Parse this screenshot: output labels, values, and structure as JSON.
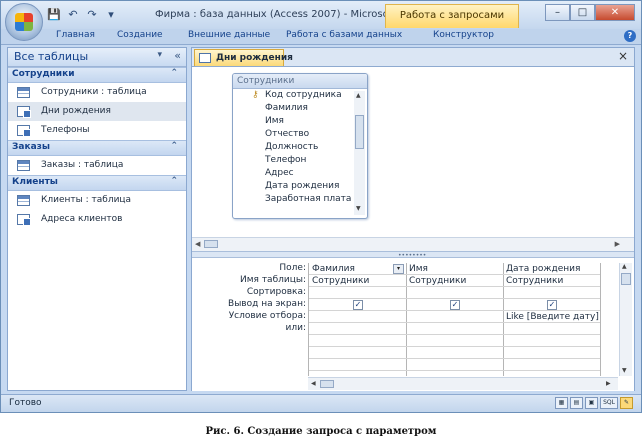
{
  "window": {
    "title": "Фирма : база данных (Access 2007) - Microsoft Acce...",
    "context_tab": "Работа с запросами",
    "minimize_glyph": "–",
    "maximize_glyph": "□",
    "close_glyph": "✕"
  },
  "quick_access": {
    "save_icon": "💾",
    "undo_icon": "↶",
    "redo_icon": "↷",
    "customize_icon": "▾"
  },
  "ribbon": {
    "tabs": [
      "Главная",
      "Создание",
      "Внешние данные",
      "Работа с базами данных",
      "Конструктор"
    ],
    "help_glyph": "?"
  },
  "nav": {
    "title": "Все таблицы",
    "dropdown_glyph": "▾",
    "collapse_glyph": "«",
    "groups": [
      {
        "label": "Сотрудники",
        "chevron": "⌃",
        "items": [
          {
            "label": "Сотрудники : таблица",
            "type": "table"
          },
          {
            "label": "Дни рождения",
            "type": "query",
            "selected": true
          },
          {
            "label": "Телефоны",
            "type": "query"
          }
        ]
      },
      {
        "label": "Заказы",
        "chevron": "⌃",
        "items": [
          {
            "label": "Заказы : таблица",
            "type": "table"
          }
        ]
      },
      {
        "label": "Клиенты",
        "chevron": "⌃",
        "items": [
          {
            "label": "Клиенты : таблица",
            "type": "table"
          },
          {
            "label": "Адреса клиентов",
            "type": "query"
          }
        ]
      }
    ]
  },
  "document": {
    "tab_label": "Дни рождения",
    "close_glyph": "×",
    "field_list": {
      "title": "Сотрудники",
      "key_icon": "key-icon",
      "fields": [
        "Код сотрудника",
        "Фамилия",
        "Имя",
        "Отчество",
        "Должность",
        "Телефон",
        "Адрес",
        "Дата рождения",
        "Заработная плата"
      ]
    },
    "splitter_grip": "••••••••",
    "grid": {
      "row_labels": [
        "Поле:",
        "Имя таблицы:",
        "Сортировка:",
        "Вывод на экран:",
        "Условие отбора:",
        "или:"
      ],
      "columns": [
        {
          "field": "Фамилия",
          "table": "Сотрудники",
          "sort": "",
          "show": true,
          "criteria": "",
          "has_dropdown": true
        },
        {
          "field": "Имя",
          "table": "Сотрудники",
          "sort": "",
          "show": true,
          "criteria": ""
        },
        {
          "field": "Дата рождения",
          "table": "Сотрудники",
          "sort": "",
          "show": true,
          "criteria": "Like [Введите дату]"
        }
      ],
      "check_glyph": "✓",
      "dropdown_glyph": "▾"
    }
  },
  "status": {
    "text": "Готово",
    "views": [
      "▦",
      "▤",
      "▣",
      "SQL",
      "✎"
    ]
  },
  "caption": "Рис. 6. Создание запроса с параметром"
}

→ What this task involves: Retype each record exactly as it stands, but do not include the pictures.

→ Written reply:
Parse this screenshot: output labels, values, and structure as JSON.
{
  "window": {
    "title": "Фирма : база данных (Access 2007) - Microsoft Acce...",
    "context_tab": "Работа с запросами",
    "minimize_glyph": "–",
    "maximize_glyph": "□",
    "close_glyph": "✕"
  },
  "quick_access": {
    "save_icon": "💾",
    "undo_icon": "↶",
    "redo_icon": "↷",
    "customize_icon": "▾"
  },
  "ribbon": {
    "tabs": [
      "Главная",
      "Создание",
      "Внешние данные",
      "Работа с базами данных",
      "Конструктор"
    ],
    "help_glyph": "?"
  },
  "nav": {
    "title": "Все таблицы",
    "dropdown_glyph": "▾",
    "collapse_glyph": "«",
    "groups": [
      {
        "label": "Сотрудники",
        "chevron": "⌃",
        "items": [
          {
            "label": "Сотрудники : таблица",
            "type": "table"
          },
          {
            "label": "Дни рождения",
            "type": "query",
            "selected": true
          },
          {
            "label": "Телефоны",
            "type": "query"
          }
        ]
      },
      {
        "label": "Заказы",
        "chevron": "⌃",
        "items": [
          {
            "label": "Заказы : таблица",
            "type": "table"
          }
        ]
      },
      {
        "label": "Клиенты",
        "chevron": "⌃",
        "items": [
          {
            "label": "Клиенты : таблица",
            "type": "table"
          },
          {
            "label": "Адреса клиентов",
            "type": "query"
          }
        ]
      }
    ]
  },
  "document": {
    "tab_label": "Дни рождения",
    "close_glyph": "×",
    "field_list": {
      "title": "Сотрудники",
      "key_icon": "key-icon",
      "fields": [
        "Код сотрудника",
        "Фамилия",
        "Имя",
        "Отчество",
        "Должность",
        "Телефон",
        "Адрес",
        "Дата рождения",
        "Заработная плата"
      ]
    },
    "splitter_grip": "••••••••",
    "grid": {
      "row_labels": [
        "Поле:",
        "Имя таблицы:",
        "Сортировка:",
        "Вывод на экран:",
        "Условие отбора:",
        "или:"
      ],
      "columns": [
        {
          "field": "Фамилия",
          "table": "Сотрудники",
          "sort": "",
          "show": true,
          "criteria": "",
          "has_dropdown": true
        },
        {
          "field": "Имя",
          "table": "Сотрудники",
          "sort": "",
          "show": true,
          "criteria": ""
        },
        {
          "field": "Дата рождения",
          "table": "Сотрудники",
          "sort": "",
          "show": true,
          "criteria": "Like [Введите дату]"
        }
      ],
      "check_glyph": "✓",
      "dropdown_glyph": "▾"
    }
  },
  "status": {
    "text": "Готово",
    "views": [
      "▦",
      "▤",
      "▣",
      "SQL",
      "✎"
    ]
  },
  "caption": "Рис. 6. Создание запроса с параметром"
}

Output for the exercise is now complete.